_SOURCE PASSAGE_:
◇ ◇ ◇ ◇ ◇

Qualifying Tenants, is this ok?

2 Replies

Hi All,

Currently looking for new tenants as my current ones gave me the notice that they will be out at the end of July. I've been getting a steady steam off hits off of craigs list and zillow, and I just showed the unit to a prospect yesterday. I have some reservations, and would like to share and discuss with the veterans of this forum. :)

First thing is that the prospect showed up before the scheduled time. To me this was good because it means she's serious and she seemed very professional overall, but as we were walking through she gave me the 'I have to be honest speech'. Apparently her ex husband and her were evicted from a place like 5 years ago. According to her it was actually more on the ex and her eviction charge was 'dismissed'. So that definitely produced some red flags off the start. However the more I talked to her the more it seemed like maybe she was in a bad situation.

The current place her and her fiance have been at for the past 4 years has a good housing reference. According to the landlord they've never missed a payment and that's good news, right? I have a few more reservations though.

She said that she owns a cleaning business and her fiance works in construction and also sub contracts. On the application she wrote that she makes 3000$/month and then the finace makes 8000$/month. My gut doesn't believe this because she only provided one pay stub for both her and the fiance. How do I know these weren't one time deals?

◇ ◇ ◇ ◇ ◇

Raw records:
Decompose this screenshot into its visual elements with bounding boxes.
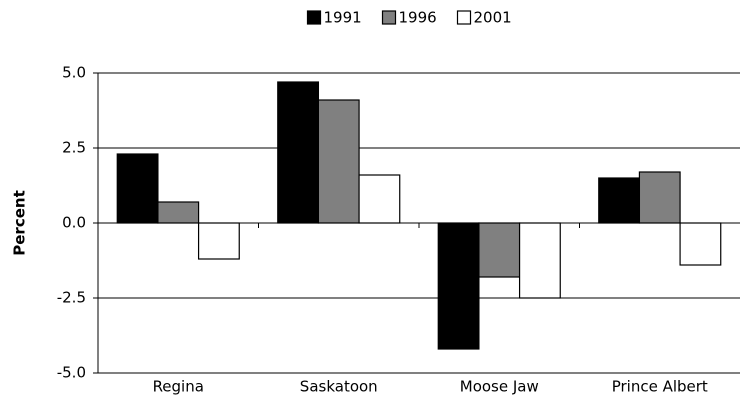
y-tick-label: 2.5 [62, 139, 86, 157]
y-tick-label: 0.0 [62, 214, 86, 232]
bar [598, 177, 641, 224]
bar [277, 81, 320, 224]
x-tick-label: Prince Albert [612, 378, 708, 396]
y-tick-label: 5.0 [62, 64, 86, 82]
y-axis-label: Percent [11, 190, 29, 255]
bar [197, 222, 240, 260]
y-tick-label: -2.5 [57, 289, 86, 307]
legend-label: 1996 [399, 9, 437, 27]
y-tick-label: -5.0 [57, 364, 86, 382]
bar [358, 174, 401, 224]
legend-swatch [306, 10, 322, 25]
bar [638, 171, 681, 224]
x-tick-label: Saskatoon [300, 378, 378, 396]
bar [157, 201, 200, 224]
bar [518, 222, 561, 299]
legend-swatch [456, 10, 472, 25]
legend-swatch [381, 10, 397, 25]
bar [116, 153, 159, 224]
legend-label: 1991 [324, 9, 362, 27]
bar [317, 99, 360, 224]
x-tick-label: Moose Jaw [460, 378, 539, 396]
bar [679, 222, 722, 266]
bar [478, 222, 521, 278]
bar [437, 222, 480, 350]
x-tick-label: Regina [153, 378, 204, 396]
legend-label: 2001 [474, 9, 512, 27]
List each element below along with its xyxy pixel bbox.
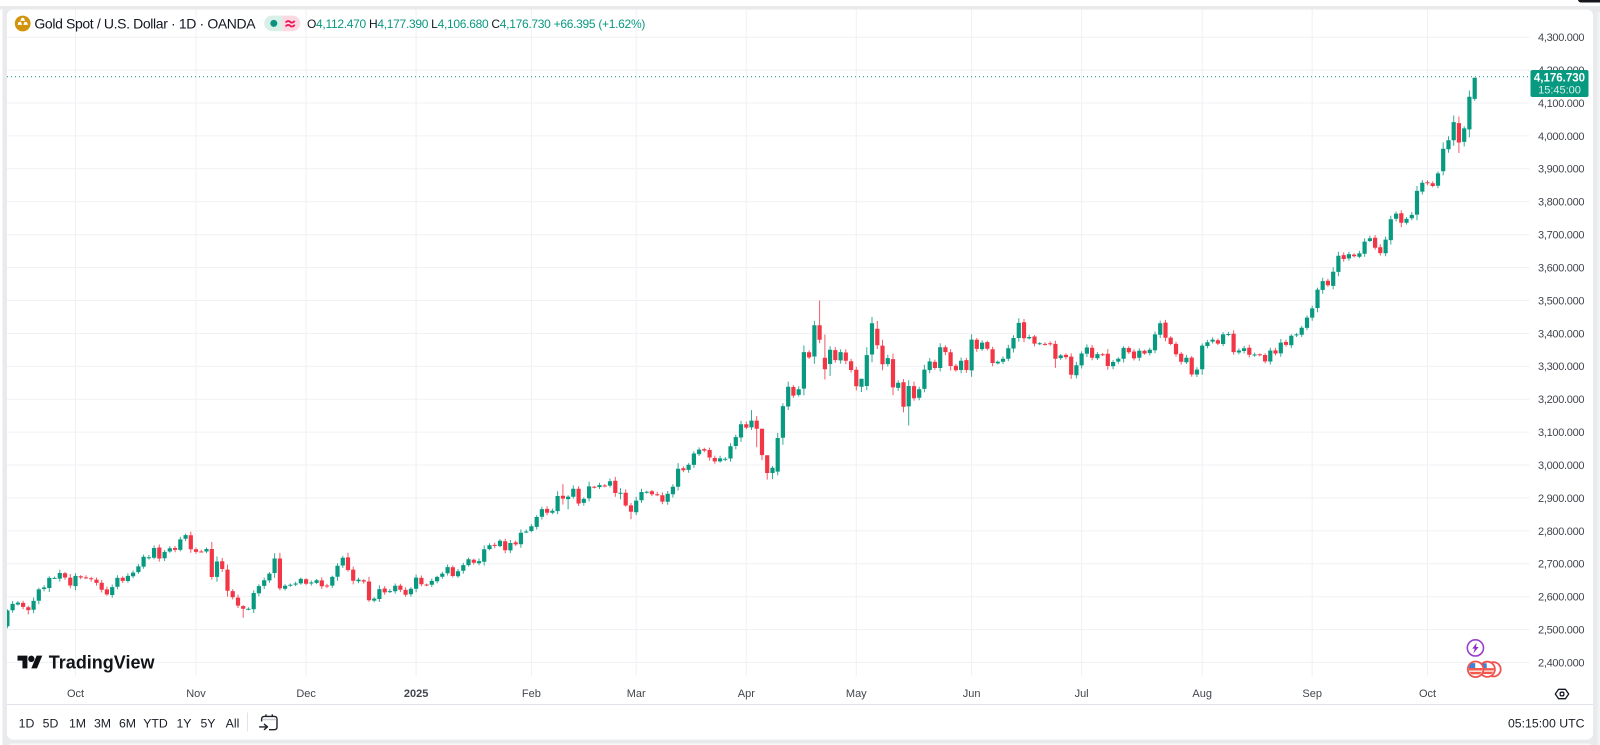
svg-text:Jun: Jun [963, 688, 981, 700]
svg-text:Jul: Jul [1075, 688, 1089, 700]
svg-text:3,800.000: 3,800.000 [1538, 197, 1584, 209]
svg-text:2,900.000: 2,900.000 [1538, 493, 1584, 505]
svg-text:Nov: Nov [186, 688, 206, 700]
svg-text:3,400.000: 3,400.000 [1538, 328, 1584, 340]
svg-text:TradingView: TradingView [49, 653, 156, 673]
svg-text:1Y: 1Y [176, 717, 191, 731]
svg-text:3,500.000: 3,500.000 [1538, 295, 1584, 307]
svg-text:Apr: Apr [738, 688, 755, 700]
svg-text:3,900.000: 3,900.000 [1538, 164, 1584, 176]
svg-text:4,176.730: 4,176.730 [1534, 73, 1585, 85]
svg-text:4,300.000: 4,300.000 [1538, 32, 1584, 44]
svg-text:All: All [226, 717, 240, 731]
svg-text:YTD: YTD [143, 717, 168, 731]
svg-text:3,600.000: 3,600.000 [1538, 263, 1584, 275]
svg-text:Mar: Mar [627, 688, 646, 700]
svg-text:2,600.000: 2,600.000 [1538, 592, 1584, 604]
svg-text:3,700.000: 3,700.000 [1538, 230, 1584, 242]
svg-text:O4,112.470 H4,177.390 L4,106.6: O4,112.470 H4,177.390 L4,106.680 C4,176.… [307, 17, 645, 31]
svg-text:2,800.000: 2,800.000 [1538, 526, 1584, 538]
svg-text:2025: 2025 [404, 688, 428, 700]
svg-text:Feb: Feb [522, 688, 541, 700]
svg-text:5Y: 5Y [200, 717, 215, 731]
svg-text:05:15:00 UTC: 05:15:00 UTC [1508, 717, 1585, 731]
svg-text:2,700.000: 2,700.000 [1538, 559, 1584, 571]
svg-text:Oct: Oct [1419, 688, 1436, 700]
svg-text:Sep: Sep [1302, 688, 1322, 700]
svg-text:2,400.000: 2,400.000 [1538, 657, 1584, 669]
svg-text:6M: 6M [119, 717, 136, 731]
svg-text:4,100.000: 4,100.000 [1538, 98, 1584, 110]
svg-text:May: May [846, 688, 867, 700]
svg-text:Oct: Oct [67, 688, 84, 700]
svg-text:4,000.000: 4,000.000 [1538, 131, 1584, 143]
svg-text:Gold Spot / U.S. Dollar · 1D ·: Gold Spot / U.S. Dollar · 1D · OANDA [34, 15, 256, 31]
svg-text:3,300.000: 3,300.000 [1538, 361, 1584, 373]
svg-text:3,000.000: 3,000.000 [1538, 460, 1584, 472]
svg-text:15:45:00: 15:45:00 [1538, 85, 1581, 97]
svg-text:3M: 3M [94, 717, 111, 731]
svg-text:2,500.000: 2,500.000 [1538, 625, 1584, 637]
svg-text:1D: 1D [19, 717, 35, 731]
svg-text:Aug: Aug [1192, 688, 1212, 700]
svg-text:3,200.000: 3,200.000 [1538, 394, 1584, 406]
svg-text:3,100.000: 3,100.000 [1538, 427, 1584, 439]
svg-text:5D: 5D [43, 717, 59, 731]
svg-text:Dec: Dec [296, 688, 316, 700]
svg-text:1M: 1M [69, 717, 86, 731]
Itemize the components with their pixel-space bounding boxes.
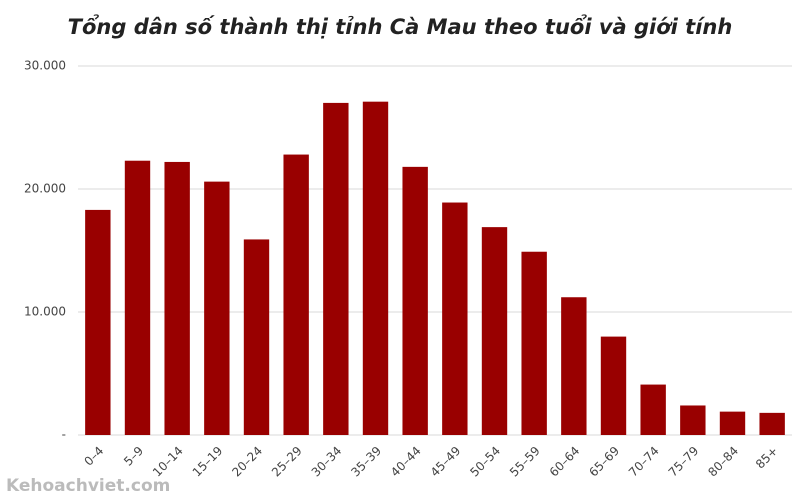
y-tick-label: - [62,428,66,442]
bar [124,160,151,435]
y-tick-label: 20.000 [24,182,66,196]
chart-title: Tổng dân số thành thị tỉnh Cà Mau theo t… [68,14,733,39]
x-tick-label: 15–19 [190,444,226,480]
bar [402,166,428,436]
x-tick-label: 75–79 [666,444,702,480]
x-tick-label: 65–69 [586,444,622,480]
bar [323,102,349,436]
watermark: Kehoachviet.com [6,476,170,496]
bar [521,251,547,435]
bar [561,297,587,435]
x-tick-label: 30–34 [309,444,345,480]
y-tick-label: 10.000 [24,305,66,319]
bar [204,181,230,435]
x-tick-label: 0–4 [81,444,106,469]
x-tick-label: 35–39 [348,444,384,480]
bar [85,209,111,435]
bar [243,239,270,435]
x-tick-label: 20–24 [229,444,265,480]
bar [759,412,785,435]
bar [283,154,309,435]
bar [680,405,706,435]
x-tick-label: 10–14 [150,444,186,480]
x-tick-label: 80–84 [705,444,741,480]
x-tick-label: 70–74 [626,444,662,480]
x-tick-label: 55–59 [507,444,543,480]
x-tick-label: 25–29 [269,444,305,480]
bar [719,411,746,435]
y-tick-label: 30.000 [24,59,66,73]
x-tick-label: 60–64 [547,444,583,480]
bar [164,161,190,435]
bar [600,336,627,435]
bar [640,384,666,435]
x-tick-label: 85+ [753,444,781,472]
bar [362,101,389,436]
bar [481,227,508,435]
bar [442,202,468,435]
x-tick-label: 40–44 [388,444,424,480]
x-tick-label: 50–54 [467,444,503,480]
x-tick-label: 5–9 [121,444,146,469]
x-tick-label: 45–49 [428,444,464,480]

◇ ◇ ◇ ◇ ◇

_THE PROBLEM_: In the forum post about qualifying tenants, transcribe everything from "She said that" down to "one time deals?". Work only from the text; the material plays no part.

_SOLUTION FOR THIS PROBLEM_:
She said that she owns a cleaning business and her fiance works in construction and also sub contracts. On the application she wrote that she makes 3000$/month and then the finace makes 8000$/month. My gut doesn't believe this because she only provided one pay stub for both her and the fiance. How do I know these weren't one time deals?